## Challenge
Write out the material again word for word, dropping any images it holds.

[Data records]
________________
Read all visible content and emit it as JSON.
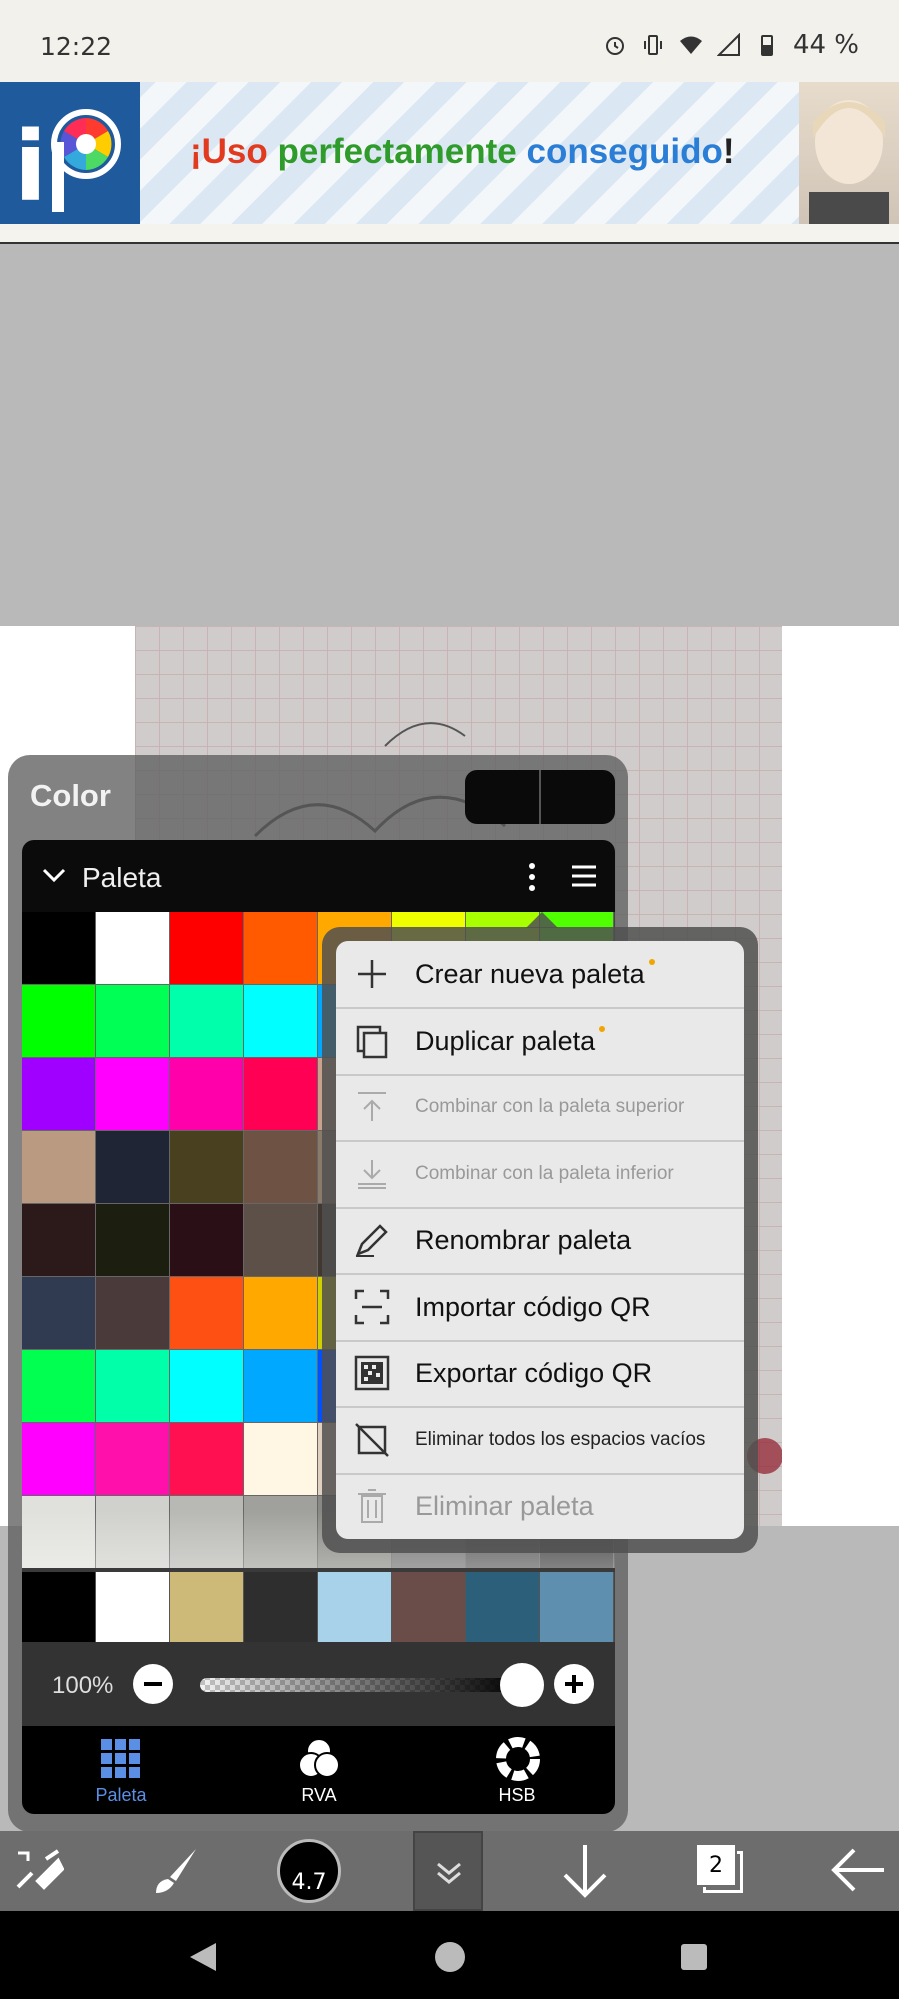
{
  "status_bar": {
    "time": "12:22",
    "battery": "44 %"
  },
  "banner": {
    "part1": "¡Uso ",
    "part2": "perfectamente ",
    "part3": "conseguido",
    "part4": "!",
    "colors": {
      "part1": "#e23a1f",
      "part2": "#2f9b2a",
      "part3": "#2b7ed6",
      "part4": "#222222"
    }
  },
  "color_panel": {
    "title": "Color",
    "palette_label": "Paleta",
    "opacity": "100%",
    "tabs": [
      {
        "label": "Paleta",
        "active": true
      },
      {
        "label": "RVA",
        "active": false
      },
      {
        "label": "HSB",
        "active": false
      }
    ],
    "palette_colors": [
      "#000000",
      "#ffffff",
      "#ff0000",
      "#ff5a00",
      "#ffa800",
      "#f0ff00",
      "#a8ff00",
      "#50ff00",
      "#00ff00",
      "#00ff55",
      "#00ffaa",
      "#00ffff",
      "#00a8ff",
      "#0055ff",
      "#0000ff",
      "#5500ff",
      "#a000ff",
      "#ff00ff",
      "#ff00aa",
      "#ff0055",
      "#c8a28c",
      "#9a7c6a",
      "#6e5a4c",
      "#50463c",
      "#bb9a82",
      "#1f2534",
      "#48401e",
      "#6e5244",
      "#8a7a6a",
      "#50503c",
      "#302828",
      "#201a18",
      "#2c1a1a",
      "#1c1e10",
      "#2a1016",
      "#5c5048",
      "#403830",
      "#383028",
      "#302820",
      "#282018",
      "#303a50",
      "#4a3a3a",
      "#ff5014",
      "#ffa800",
      "#d0d000",
      "#90c800",
      "#50a000",
      "#205000",
      "#00ff50",
      "#00ffa8",
      "#00ffff",
      "#00a8ff",
      "#0050ff",
      "#0000ff",
      "#5000ff",
      "#a000ff",
      "#ff00ff",
      "#ff10aa",
      "#ff1050",
      "#fff6e4",
      "#e0d0c0",
      "#c0b0a0",
      "#a09080",
      "#807060",
      "#e0e0dc",
      "#d0d0cc",
      "#b8b8b4",
      "#a0a09c",
      "#888884",
      "#707070",
      "#585858",
      "#404040"
    ],
    "recent_colors": [
      "#000000",
      "#ffffff",
      "#cdba78",
      "#2e2e2e",
      "#a7d2ea",
      "#6a4c48",
      "#2b5f7a",
      "#5e8faf"
    ]
  },
  "menu": {
    "items": [
      {
        "label": "Crear nueva paleta",
        "icon": "plus-icon",
        "enabled": true,
        "size": "large",
        "dot": true
      },
      {
        "label": "Duplicar paleta",
        "icon": "duplicate-icon",
        "enabled": true,
        "size": "large",
        "dot": true
      },
      {
        "label": "Combinar con la paleta superior",
        "icon": "merge-up-icon",
        "enabled": false,
        "size": "small",
        "dot": false
      },
      {
        "label": "Combinar con la paleta inferior",
        "icon": "merge-down-icon",
        "enabled": false,
        "size": "small",
        "dot": false
      },
      {
        "label": "Renombrar paleta",
        "icon": "pencil-icon",
        "enabled": true,
        "size": "large",
        "dot": false
      },
      {
        "label": "Importar código QR",
        "icon": "scan-qr-icon",
        "enabled": true,
        "size": "large",
        "dot": false
      },
      {
        "label": "Exportar código QR",
        "icon": "qr-code-icon",
        "enabled": true,
        "size": "large",
        "dot": false
      },
      {
        "label": "Eliminar todos los espacios vacíos",
        "icon": "remove-empty-icon",
        "enabled": true,
        "size": "small",
        "dot": false
      },
      {
        "label": "Eliminar paleta",
        "icon": "trash-icon",
        "enabled": false,
        "size": "large",
        "dot": false
      }
    ]
  },
  "toolbar": {
    "brush_size": "4.7",
    "layer_count": "2"
  }
}
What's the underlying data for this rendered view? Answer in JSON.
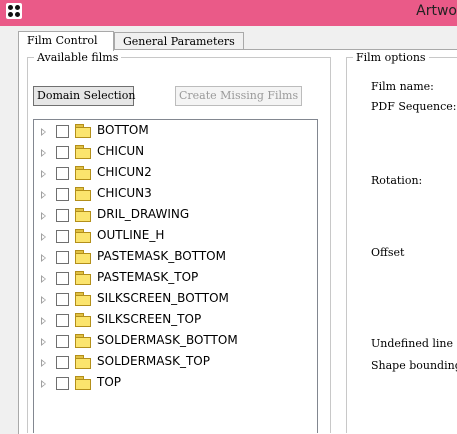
{
  "window": {
    "title": "Artwo"
  },
  "tabs": [
    {
      "label": "Film Control",
      "active": true
    },
    {
      "label": "General Parameters",
      "active": false
    }
  ],
  "available_films": {
    "legend": "Available films",
    "domain_button": "Domain Selection",
    "create_button": "Create Missing Films",
    "films": [
      "BOTTOM",
      "CHICUN",
      "CHICUN2",
      "CHICUN3",
      "DRIL_DRAWING",
      "OUTLINE_H",
      "PASTEMASK_BOTTOM",
      "PASTEMASK_TOP",
      "SILKSCREEN_BOTTOM",
      "SILKSCREEN_TOP",
      "SOLDERMASK_BOTTOM",
      "SOLDERMASK_TOP",
      "TOP"
    ]
  },
  "film_options": {
    "legend": "Film options",
    "film_name_label": "Film name:",
    "pdf_sequence_label": "PDF Sequence:",
    "rotation_label": "Rotation:",
    "offset_label": "Offset",
    "undefined_line_label": "Undefined line",
    "shape_bounding_label": "Shape bounding"
  },
  "colors": {
    "titlebar": "#ea5a88",
    "folder": "#fbe46d"
  }
}
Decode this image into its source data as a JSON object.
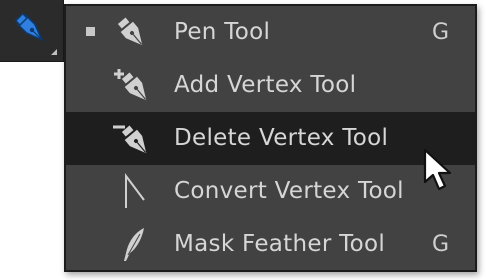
{
  "toolbar": {
    "active_tool_icon": "pen-icon",
    "accent": "#2f7fe0"
  },
  "menu": {
    "items": [
      {
        "label": "Pen Tool",
        "shortcut": "G",
        "icon": "pen-icon",
        "selected": true,
        "highlighted": false
      },
      {
        "label": "Add Vertex Tool",
        "shortcut": "",
        "icon": "add-vertex-icon",
        "selected": false,
        "highlighted": false
      },
      {
        "label": "Delete Vertex Tool",
        "shortcut": "",
        "icon": "delete-vertex-icon",
        "selected": false,
        "highlighted": true
      },
      {
        "label": "Convert Vertex Tool",
        "shortcut": "",
        "icon": "convert-vertex-icon",
        "selected": false,
        "highlighted": false
      },
      {
        "label": "Mask Feather Tool",
        "shortcut": "G",
        "icon": "mask-feather-icon",
        "selected": false,
        "highlighted": false
      }
    ]
  },
  "colors": {
    "menu_bg": "#424242",
    "highlight_bg": "#1e1e1e",
    "text": "#d6d6d6"
  }
}
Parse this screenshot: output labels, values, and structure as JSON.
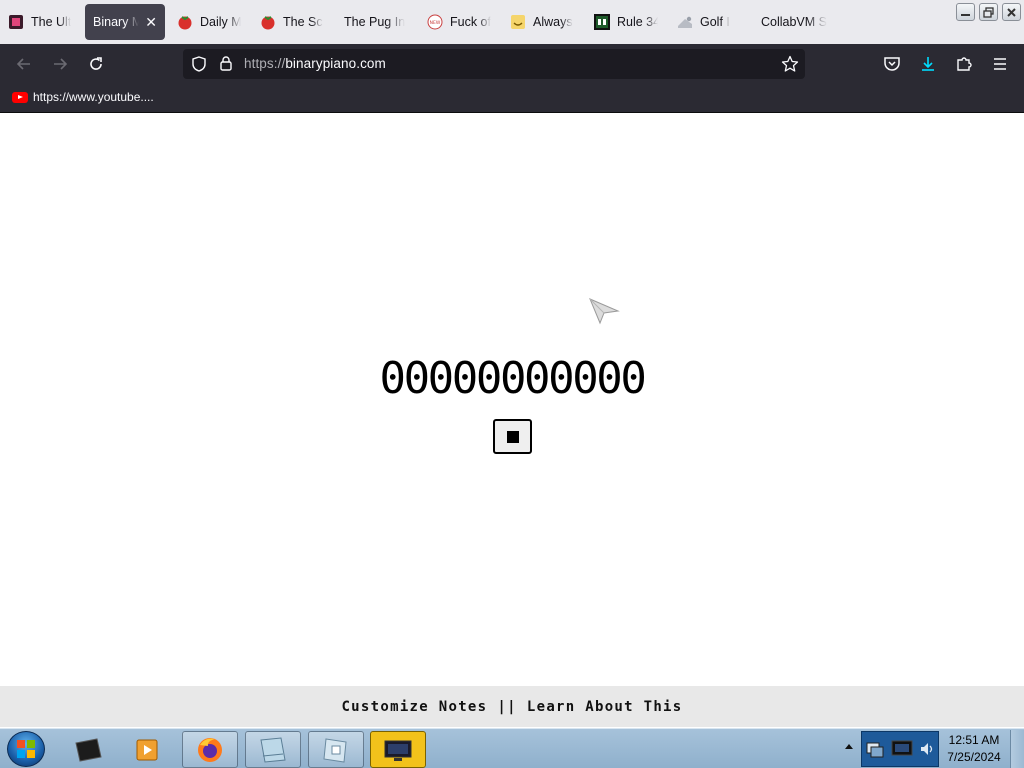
{
  "tabs": [
    {
      "title": "The Ult",
      "icon": "dark-square-favicon-icon",
      "active": false
    },
    {
      "title": "Binary M",
      "icon": "none",
      "active": true
    },
    {
      "title": "Daily M",
      "icon": "tomato-favicon-icon",
      "active": false
    },
    {
      "title": "The Sc",
      "icon": "tomato-favicon-icon",
      "active": false
    },
    {
      "title": "The Pug In",
      "icon": "none",
      "active": false
    },
    {
      "title": "Fuck of",
      "icon": "news-favicon-icon",
      "active": false
    },
    {
      "title": "Always",
      "icon": "emoji-favicon-icon",
      "active": false
    },
    {
      "title": "Rule 34",
      "icon": "rule34-favicon-icon",
      "active": false
    },
    {
      "title": "Golf I",
      "icon": "golf-favicon-icon",
      "active": false
    },
    {
      "title": "CollabVM S",
      "icon": "none",
      "active": false
    }
  ],
  "toolbar": {
    "url_scheme": "https://",
    "url_host": "binarypiano.com"
  },
  "bookmarks": [
    {
      "label": "https://www.youtube....",
      "icon": "youtube-icon"
    }
  ],
  "page": {
    "binary_display": "00000000000",
    "footer_customize": "Customize Notes",
    "footer_separator": "||",
    "footer_learn": "Learn About This"
  },
  "taskbar": {
    "clock_time": "12:51 AM",
    "clock_date": "7/25/2024"
  },
  "colors": {
    "tab_strip_bg": "#eaeaee",
    "toolbar_bg": "#2b2a33",
    "urlbar_bg": "#1c1b22",
    "download_accent": "#00ddff",
    "taskbar_active": "#f2c21b"
  }
}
________________
## Answer to the task
Read all visible content and emit it as JSON.
{
  "status_bar": {
    "time": "12:22",
    "battery": "44 %"
  },
  "banner": {
    "part1": "¡Uso ",
    "part2": "perfectamente ",
    "part3": "conseguido",
    "part4": "!",
    "colors": {
      "part1": "#e23a1f",
      "part2": "#2f9b2a",
      "part3": "#2b7ed6",
      "part4": "#222222"
    }
  },
  "color_panel": {
    "title": "Color",
    "palette_label": "Paleta",
    "opacity": "100%",
    "tabs": [
      {
        "label": "Paleta",
        "active": true
      },
      {
        "label": "RVA",
        "active": false
      },
      {
        "label": "HSB",
        "active": false
      }
    ],
    "palette_colors": [
      "#000000",
      "#ffffff",
      "#ff0000",
      "#ff5a00",
      "#ffa800",
      "#f0ff00",
      "#a8ff00",
      "#50ff00",
      "#00ff00",
      "#00ff55",
      "#00ffaa",
      "#00ffff",
      "#00a8ff",
      "#0055ff",
      "#0000ff",
      "#5500ff",
      "#a000ff",
      "#ff00ff",
      "#ff00aa",
      "#ff0055",
      "#c8a28c",
      "#9a7c6a",
      "#6e5a4c",
      "#50463c",
      "#bb9a82",
      "#1f2534",
      "#48401e",
      "#6e5244",
      "#8a7a6a",
      "#50503c",
      "#302828",
      "#201a18",
      "#2c1a1a",
      "#1c1e10",
      "#2a1016",
      "#5c5048",
      "#403830",
      "#383028",
      "#302820",
      "#282018",
      "#303a50",
      "#4a3a3a",
      "#ff5014",
      "#ffa800",
      "#d0d000",
      "#90c800",
      "#50a000",
      "#205000",
      "#00ff50",
      "#00ffa8",
      "#00ffff",
      "#00a8ff",
      "#0050ff",
      "#0000ff",
      "#5000ff",
      "#a000ff",
      "#ff00ff",
      "#ff10aa",
      "#ff1050",
      "#fff6e4",
      "#e0d0c0",
      "#c0b0a0",
      "#a09080",
      "#807060",
      "#e0e0dc",
      "#d0d0cc",
      "#b8b8b4",
      "#a0a09c",
      "#888884",
      "#707070",
      "#585858",
      "#404040"
    ],
    "recent_colors": [
      "#000000",
      "#ffffff",
      "#cdba78",
      "#2e2e2e",
      "#a7d2ea",
      "#6a4c48",
      "#2b5f7a",
      "#5e8faf"
    ]
  },
  "menu": {
    "items": [
      {
        "label": "Crear nueva paleta",
        "icon": "plus-icon",
        "enabled": true,
        "size": "large",
        "dot": true
      },
      {
        "label": "Duplicar paleta",
        "icon": "duplicate-icon",
        "enabled": true,
        "size": "large",
        "dot": true
      },
      {
        "label": "Combinar con la paleta superior",
        "icon": "merge-up-icon",
        "enabled": false,
        "size": "small",
        "dot": false
      },
      {
        "label": "Combinar con la paleta inferior",
        "icon": "merge-down-icon",
        "enabled": false,
        "size": "small",
        "dot": false
      },
      {
        "label": "Renombrar paleta",
        "icon": "pencil-icon",
        "enabled": true,
        "size": "large",
        "dot": false
      },
      {
        "label": "Importar código QR",
        "icon": "scan-qr-icon",
        "enabled": true,
        "size": "large",
        "dot": false
      },
      {
        "label": "Exportar código QR",
        "icon": "qr-code-icon",
        "enabled": true,
        "size": "large",
        "dot": false
      },
      {
        "label": "Eliminar todos los espacios vacíos",
        "icon": "remove-empty-icon",
        "enabled": true,
        "size": "small",
        "dot": false
      },
      {
        "label": "Eliminar paleta",
        "icon": "trash-icon",
        "enabled": false,
        "size": "large",
        "dot": false
      }
    ]
  },
  "toolbar": {
    "brush_size": "4.7",
    "layer_count": "2"
  }
}
What's the underlying data for this rendered view? Answer in JSON.
{
  "window": {
    "title": "Artwo"
  },
  "tabs": [
    {
      "label": "Film Control",
      "active": true
    },
    {
      "label": "General Parameters",
      "active": false
    }
  ],
  "available_films": {
    "legend": "Available films",
    "domain_button": "Domain Selection",
    "create_button": "Create Missing Films",
    "films": [
      "BOTTOM",
      "CHICUN",
      "CHICUN2",
      "CHICUN3",
      "DRIL_DRAWING",
      "OUTLINE_H",
      "PASTEMASK_BOTTOM",
      "PASTEMASK_TOP",
      "SILKSCREEN_BOTTOM",
      "SILKSCREEN_TOP",
      "SOLDERMASK_BOTTOM",
      "SOLDERMASK_TOP",
      "TOP"
    ]
  },
  "film_options": {
    "legend": "Film options",
    "film_name_label": "Film name:",
    "pdf_sequence_label": "PDF Sequence:",
    "rotation_label": "Rotation:",
    "offset_label": "Offset",
    "undefined_line_label": "Undefined line",
    "shape_bounding_label": "Shape bounding"
  },
  "colors": {
    "titlebar": "#ea5a88",
    "folder": "#fbe46d"
  }
}
Decode this image into its source data as a JSON object.
{
  "toolbar": {
    "active_tool_icon": "pen-icon",
    "accent": "#2f7fe0"
  },
  "menu": {
    "items": [
      {
        "label": "Pen Tool",
        "shortcut": "G",
        "icon": "pen-icon",
        "selected": true,
        "highlighted": false
      },
      {
        "label": "Add Vertex Tool",
        "shortcut": "",
        "icon": "add-vertex-icon",
        "selected": false,
        "highlighted": false
      },
      {
        "label": "Delete Vertex Tool",
        "shortcut": "",
        "icon": "delete-vertex-icon",
        "selected": false,
        "highlighted": true
      },
      {
        "label": "Convert Vertex Tool",
        "shortcut": "",
        "icon": "convert-vertex-icon",
        "selected": false,
        "highlighted": false
      },
      {
        "label": "Mask Feather Tool",
        "shortcut": "G",
        "icon": "mask-feather-icon",
        "selected": false,
        "highlighted": false
      }
    ]
  },
  "colors": {
    "menu_bg": "#424242",
    "highlight_bg": "#1e1e1e",
    "text": "#d6d6d6"
  }
}
Parse this screenshot: output labels, values, and structure as JSON.
{
  "tabs": [
    {
      "title": "The Ult",
      "icon": "dark-square-favicon-icon",
      "active": false
    },
    {
      "title": "Binary M",
      "icon": "none",
      "active": true
    },
    {
      "title": "Daily M",
      "icon": "tomato-favicon-icon",
      "active": false
    },
    {
      "title": "The Sc",
      "icon": "tomato-favicon-icon",
      "active": false
    },
    {
      "title": "The Pug In",
      "icon": "none",
      "active": false
    },
    {
      "title": "Fuck of",
      "icon": "news-favicon-icon",
      "active": false
    },
    {
      "title": "Always",
      "icon": "emoji-favicon-icon",
      "active": false
    },
    {
      "title": "Rule 34",
      "icon": "rule34-favicon-icon",
      "active": false
    },
    {
      "title": "Golf I",
      "icon": "golf-favicon-icon",
      "active": false
    },
    {
      "title": "CollabVM S",
      "icon": "none",
      "active": false
    }
  ],
  "toolbar": {
    "url_scheme": "https://",
    "url_host": "binarypiano.com"
  },
  "bookmarks": [
    {
      "label": "https://www.youtube....",
      "icon": "youtube-icon"
    }
  ],
  "page": {
    "binary_display": "00000000000",
    "footer_customize": "Customize Notes",
    "footer_separator": "||",
    "footer_learn": "Learn About This"
  },
  "taskbar": {
    "clock_time": "12:51 AM",
    "clock_date": "7/25/2024"
  },
  "colors": {
    "tab_strip_bg": "#eaeaee",
    "toolbar_bg": "#2b2a33",
    "urlbar_bg": "#1c1b22",
    "download_accent": "#00ddff",
    "taskbar_active": "#f2c21b"
  }
}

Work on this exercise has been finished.